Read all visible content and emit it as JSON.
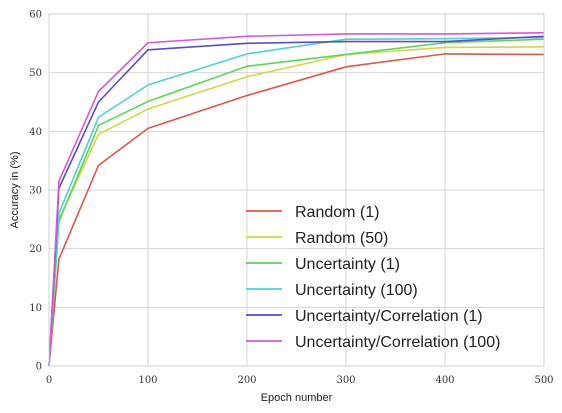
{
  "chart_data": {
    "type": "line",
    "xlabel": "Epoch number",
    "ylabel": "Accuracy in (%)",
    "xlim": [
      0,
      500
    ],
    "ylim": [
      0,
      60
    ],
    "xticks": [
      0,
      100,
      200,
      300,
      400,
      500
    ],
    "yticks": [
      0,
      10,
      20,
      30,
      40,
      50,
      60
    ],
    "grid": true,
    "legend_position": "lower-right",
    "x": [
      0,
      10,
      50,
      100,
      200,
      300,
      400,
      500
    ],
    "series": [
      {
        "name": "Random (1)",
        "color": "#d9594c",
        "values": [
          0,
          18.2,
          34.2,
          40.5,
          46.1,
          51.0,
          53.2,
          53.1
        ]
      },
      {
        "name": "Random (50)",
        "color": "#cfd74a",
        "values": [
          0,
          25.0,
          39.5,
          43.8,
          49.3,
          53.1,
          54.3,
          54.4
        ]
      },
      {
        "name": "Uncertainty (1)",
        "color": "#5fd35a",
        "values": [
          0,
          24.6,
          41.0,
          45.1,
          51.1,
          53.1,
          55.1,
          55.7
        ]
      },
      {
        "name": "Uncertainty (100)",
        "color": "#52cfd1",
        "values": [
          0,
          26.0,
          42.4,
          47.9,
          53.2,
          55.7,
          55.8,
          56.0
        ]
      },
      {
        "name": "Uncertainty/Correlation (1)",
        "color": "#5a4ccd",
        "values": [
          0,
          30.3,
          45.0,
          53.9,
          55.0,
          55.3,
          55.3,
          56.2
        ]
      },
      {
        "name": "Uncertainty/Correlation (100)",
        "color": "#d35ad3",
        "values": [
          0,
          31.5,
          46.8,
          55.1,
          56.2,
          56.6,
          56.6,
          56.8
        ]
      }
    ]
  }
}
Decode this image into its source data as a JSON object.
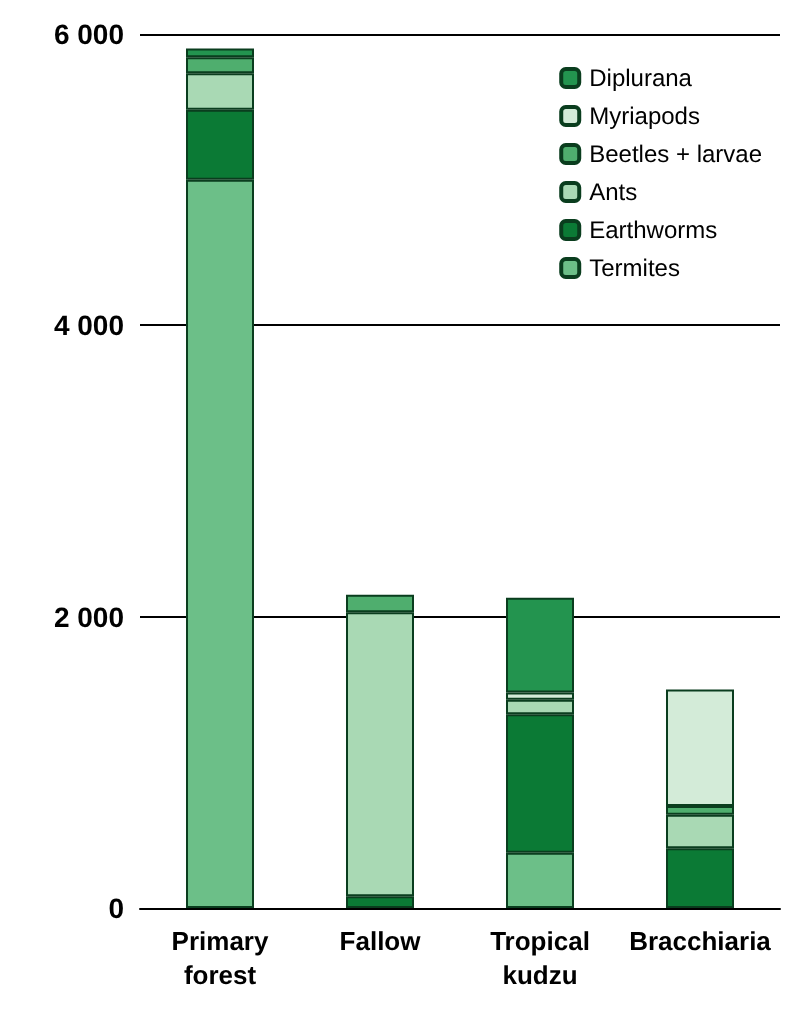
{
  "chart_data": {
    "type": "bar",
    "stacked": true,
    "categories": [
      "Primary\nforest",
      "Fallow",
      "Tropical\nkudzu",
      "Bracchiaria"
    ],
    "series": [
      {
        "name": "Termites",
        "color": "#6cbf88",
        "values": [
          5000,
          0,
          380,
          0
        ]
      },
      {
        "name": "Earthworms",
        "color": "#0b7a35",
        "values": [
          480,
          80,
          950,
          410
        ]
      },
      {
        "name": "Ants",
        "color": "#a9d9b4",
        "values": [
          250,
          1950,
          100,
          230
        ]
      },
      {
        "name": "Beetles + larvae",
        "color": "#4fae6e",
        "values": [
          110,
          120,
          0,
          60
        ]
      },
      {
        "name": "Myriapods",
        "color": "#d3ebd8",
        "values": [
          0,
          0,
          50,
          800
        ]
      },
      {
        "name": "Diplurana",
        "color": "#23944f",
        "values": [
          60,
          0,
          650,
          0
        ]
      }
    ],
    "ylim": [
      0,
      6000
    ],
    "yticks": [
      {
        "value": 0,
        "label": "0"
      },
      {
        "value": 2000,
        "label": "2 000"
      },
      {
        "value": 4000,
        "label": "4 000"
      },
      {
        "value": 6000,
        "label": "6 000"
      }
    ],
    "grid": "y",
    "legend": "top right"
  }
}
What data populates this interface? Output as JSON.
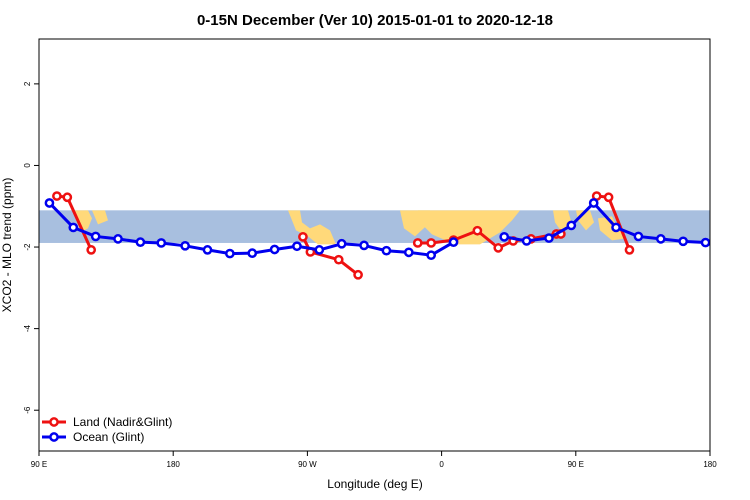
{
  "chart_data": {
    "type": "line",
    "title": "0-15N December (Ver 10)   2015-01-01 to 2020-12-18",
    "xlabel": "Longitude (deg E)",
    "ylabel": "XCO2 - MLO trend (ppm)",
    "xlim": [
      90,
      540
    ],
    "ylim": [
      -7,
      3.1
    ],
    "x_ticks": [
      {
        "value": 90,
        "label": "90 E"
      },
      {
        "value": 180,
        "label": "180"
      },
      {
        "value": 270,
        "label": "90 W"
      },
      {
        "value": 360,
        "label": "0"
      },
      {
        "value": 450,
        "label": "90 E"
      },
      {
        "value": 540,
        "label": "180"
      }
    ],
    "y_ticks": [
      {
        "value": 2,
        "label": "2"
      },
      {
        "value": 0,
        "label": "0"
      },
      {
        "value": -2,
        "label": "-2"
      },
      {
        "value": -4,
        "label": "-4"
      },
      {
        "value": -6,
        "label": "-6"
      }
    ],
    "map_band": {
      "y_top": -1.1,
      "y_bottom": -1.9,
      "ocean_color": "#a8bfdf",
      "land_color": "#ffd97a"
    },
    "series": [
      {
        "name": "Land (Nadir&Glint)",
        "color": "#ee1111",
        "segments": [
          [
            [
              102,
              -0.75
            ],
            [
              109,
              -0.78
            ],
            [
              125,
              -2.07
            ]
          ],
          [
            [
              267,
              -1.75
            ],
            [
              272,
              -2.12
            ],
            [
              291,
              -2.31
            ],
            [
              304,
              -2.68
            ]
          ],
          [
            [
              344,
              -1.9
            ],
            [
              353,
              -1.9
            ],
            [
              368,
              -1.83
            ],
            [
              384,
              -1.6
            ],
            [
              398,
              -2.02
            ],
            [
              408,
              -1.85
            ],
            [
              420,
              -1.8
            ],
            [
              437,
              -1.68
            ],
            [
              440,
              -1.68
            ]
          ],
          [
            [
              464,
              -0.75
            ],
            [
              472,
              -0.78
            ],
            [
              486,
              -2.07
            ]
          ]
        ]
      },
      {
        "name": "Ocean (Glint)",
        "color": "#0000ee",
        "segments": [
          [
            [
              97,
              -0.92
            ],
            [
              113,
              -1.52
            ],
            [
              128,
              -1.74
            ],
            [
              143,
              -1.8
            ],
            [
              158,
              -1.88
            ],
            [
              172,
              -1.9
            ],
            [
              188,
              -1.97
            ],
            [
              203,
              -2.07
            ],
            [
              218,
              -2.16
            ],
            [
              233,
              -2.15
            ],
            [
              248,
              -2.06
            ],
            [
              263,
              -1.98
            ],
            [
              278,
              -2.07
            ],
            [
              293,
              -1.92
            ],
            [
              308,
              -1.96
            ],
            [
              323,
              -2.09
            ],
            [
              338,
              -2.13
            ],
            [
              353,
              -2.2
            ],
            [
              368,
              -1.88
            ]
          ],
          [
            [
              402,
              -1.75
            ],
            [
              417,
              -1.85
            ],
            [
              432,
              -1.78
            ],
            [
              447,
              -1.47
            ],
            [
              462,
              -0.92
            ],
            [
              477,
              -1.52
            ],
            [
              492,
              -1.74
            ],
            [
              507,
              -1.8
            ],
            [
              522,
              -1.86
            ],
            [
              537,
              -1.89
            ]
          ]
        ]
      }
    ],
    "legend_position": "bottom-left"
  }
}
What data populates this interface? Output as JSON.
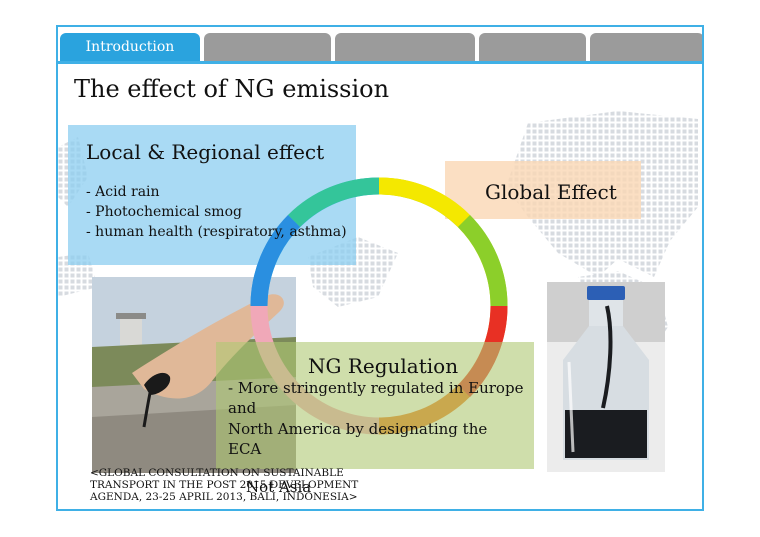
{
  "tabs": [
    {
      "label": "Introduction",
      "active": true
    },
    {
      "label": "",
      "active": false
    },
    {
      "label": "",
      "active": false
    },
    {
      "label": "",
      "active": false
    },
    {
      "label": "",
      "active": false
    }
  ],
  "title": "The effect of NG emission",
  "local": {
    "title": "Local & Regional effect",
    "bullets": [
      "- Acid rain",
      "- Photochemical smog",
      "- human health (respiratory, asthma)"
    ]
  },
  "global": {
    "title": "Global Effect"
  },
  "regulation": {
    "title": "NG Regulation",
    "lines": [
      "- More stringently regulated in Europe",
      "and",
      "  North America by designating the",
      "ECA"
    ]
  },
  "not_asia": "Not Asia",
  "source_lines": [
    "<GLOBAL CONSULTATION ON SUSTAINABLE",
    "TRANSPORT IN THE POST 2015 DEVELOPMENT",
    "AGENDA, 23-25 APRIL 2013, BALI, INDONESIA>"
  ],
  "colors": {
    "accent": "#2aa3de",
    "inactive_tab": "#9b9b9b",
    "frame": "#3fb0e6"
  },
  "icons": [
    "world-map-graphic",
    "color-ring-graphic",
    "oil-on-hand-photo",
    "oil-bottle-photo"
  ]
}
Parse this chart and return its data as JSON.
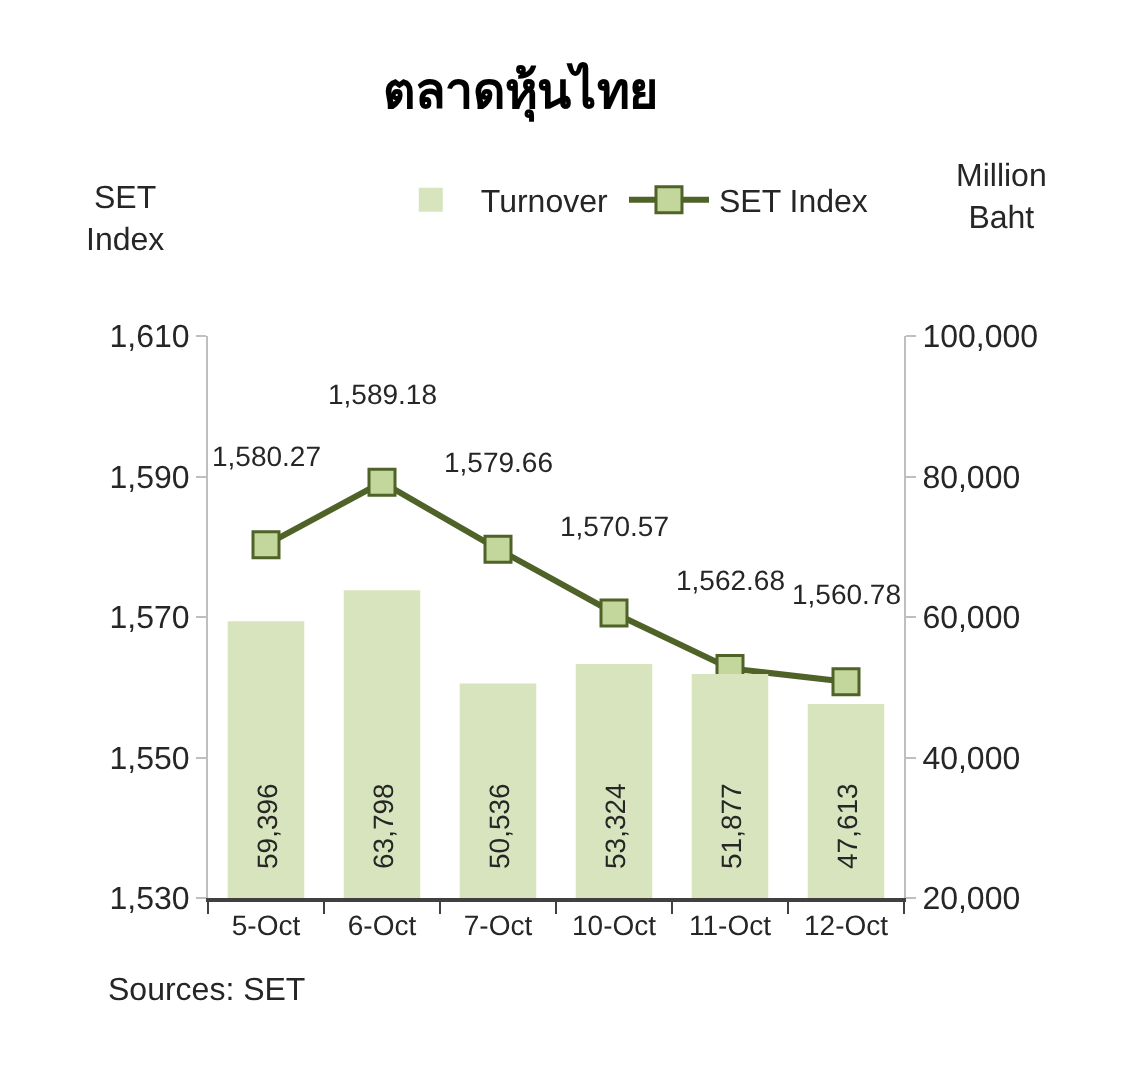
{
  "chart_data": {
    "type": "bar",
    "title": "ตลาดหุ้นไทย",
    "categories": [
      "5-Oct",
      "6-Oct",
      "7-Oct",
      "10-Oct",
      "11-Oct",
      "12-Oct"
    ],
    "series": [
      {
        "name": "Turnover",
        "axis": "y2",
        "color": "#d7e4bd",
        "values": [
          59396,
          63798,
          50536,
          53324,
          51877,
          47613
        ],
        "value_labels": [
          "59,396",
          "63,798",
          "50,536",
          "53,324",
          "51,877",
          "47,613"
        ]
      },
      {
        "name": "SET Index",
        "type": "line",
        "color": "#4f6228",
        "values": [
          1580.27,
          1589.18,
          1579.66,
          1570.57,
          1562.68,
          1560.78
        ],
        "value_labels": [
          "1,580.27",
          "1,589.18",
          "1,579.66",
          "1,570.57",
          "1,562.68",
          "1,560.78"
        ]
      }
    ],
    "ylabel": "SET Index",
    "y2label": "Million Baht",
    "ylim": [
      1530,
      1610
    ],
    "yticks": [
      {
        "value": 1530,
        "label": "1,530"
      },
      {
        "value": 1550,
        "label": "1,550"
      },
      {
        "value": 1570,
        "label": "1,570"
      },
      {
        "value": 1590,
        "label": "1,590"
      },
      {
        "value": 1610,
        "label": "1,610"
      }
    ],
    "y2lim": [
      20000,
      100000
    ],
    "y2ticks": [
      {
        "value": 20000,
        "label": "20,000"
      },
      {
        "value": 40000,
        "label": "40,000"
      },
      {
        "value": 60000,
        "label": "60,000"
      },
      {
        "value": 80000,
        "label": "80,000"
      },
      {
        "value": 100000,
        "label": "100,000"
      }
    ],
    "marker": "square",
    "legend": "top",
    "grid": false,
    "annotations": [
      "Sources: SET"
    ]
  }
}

Problem details: Write out each line of the data that holds the string "xlabel".

Result:
    "xlabel": "Epoch number",
    "xlabel": "Longitude (deg E)",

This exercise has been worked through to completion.